This is quite possibly my wonkiest post ever. If your eyes glaze over at the mere mention of the tax system, you might want to look away now.
In my view, the PM can rightly assert that the carbon price package will promote workforce participation in a modest but important way.
One of the most longstanding policy problems in Australia is the disincentive to work that can arise as a result of the interaction of the tax and social security systems. For example, someone on Newstart Allowance who takes up a part time job will lose some of their wage via a reduction in their social security payments, and might also pay some tax on their additional income. These effects can combine to mean that a person might lose up to 75 cents of an additional dollar that they earn, so it’s hard to get ahead and the incentive to work a few more hours is dulled.
These effects are often expressed as an effective marginal tax rate (EMTR). An EMTR is the amount that a person would lose through increased tax and reduced benefits if they earned a small amount, like an extra dollar.
In some ways, high EMTRs are an inevitable by-product of our targeted social security system. Believe it or not, we have the least middle- and upper-class welfare of any OECD country. [fn1] Payments are ‘withdrawn’ over a relatively brief range of income, so that payments aren’t made to people who are earning enough to support themselves. This withdrawal of the benefit (like Newstart) adds to the EMTR.
In recent years, though, there has been an effort to reduce the work disincentives that are built into the tax and transfer systems. This has happened on the tax side by increasing the effective tax-free threshold and on the social security side by reducing the withdrawal rates for some payments.The household assistance component of the carbon price package builds on this work by increasing the tax free threshold to $18 200. This will mean that fewer people need to file tax returns.
The effective tax free threshold had already been significantly increased in Wayne Swan’s first couple of budgets, from the $11 000 that Labor inherited from the Coalition to $16 000 today. The ‘effective’ tax free threshold that I’m referring to here takes into account not only the statutory threshold, which has been fixed at $6000 since the late 90s, but also the low-income tax offset (LITO). In 2012-13, the effective threshold will be $20 543, an increase of nearly $10 000 on its 2007 level.

__________

## Given exercise
Write out the post above on the carbon price package and effective marginal tax rates word for word, in full.

## Material provided

__________

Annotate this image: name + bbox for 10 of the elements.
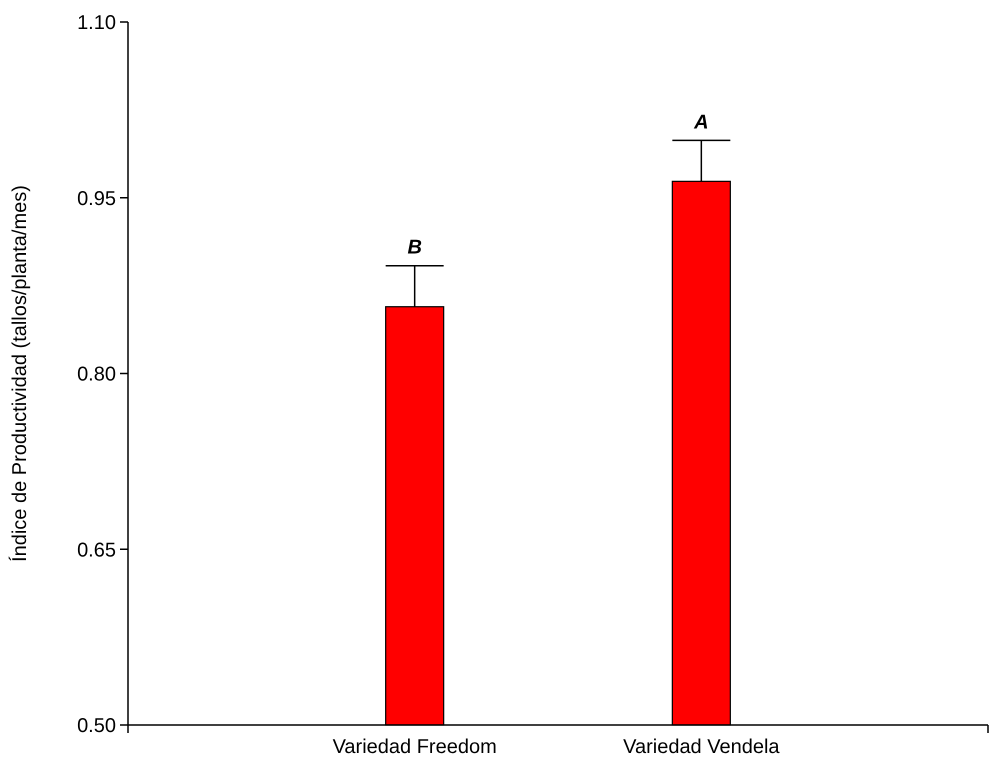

__________

## Solution for this task
This is quite possibly my wonkiest post ever. If your eyes glaze over at the mere mention of the tax system, you might want to look away now.
In my view, the PM can rightly assert that the carbon price package will promote workforce participation in a modest but important way.
One of the most longstanding policy problems in Australia is the disincentive to work that can arise as a result of the interaction of the tax and social security systems. For example, someone on Newstart Allowance who takes up a part time job will lose some of their wage via a reduction in their social security payments, and might also pay some tax on their additional income. These effects can combine to mean that a person might lose up to 75 cents of an additional dollar that they earn, so it’s hard to get ahead and the incentive to work a few more hours is dulled.
These effects are often expressed as an effective marginal tax rate (EMTR). An EMTR is the amount that a person would lose through increased tax and reduced benefits if they earned a small amount, like an extra dollar.
In some ways, high EMTRs are an inevitable by-product of our targeted social security system. Believe it or not, we have the least middle- and upper-class welfare of any OECD country. [fn1] Payments are ‘withdrawn’ over a relatively brief range of income, so that payments aren’t made to people who are earning enough to support themselves. This withdrawal of the benefit (like Newstart) adds to the EMTR.
In recent years, though, there has been an effort to reduce the work disincentives that are built into the tax and transfer systems. This has happened on the tax side by increasing the effective tax-free threshold and on the social security side by reducing the withdrawal rates for some payments.The household assistance component of the carbon price package builds on this work by increasing the tax free threshold to $18 200. This will mean that fewer people need to file tax returns.
The effective tax free threshold had already been significantly increased in Wayne Swan’s first couple of budgets, from the $11 000 that Labor inherited from the Coalition to $16 000 today. The ‘effective’ tax free threshold that I’m referring to here takes into account not only the statutory threshold, which has been fixed at $6000 since the late 90s, but also the low-income tax offset (LITO). In 2012-13, the effective threshold will be $20 543, an increase of nearly $10 000 on its 2007 level.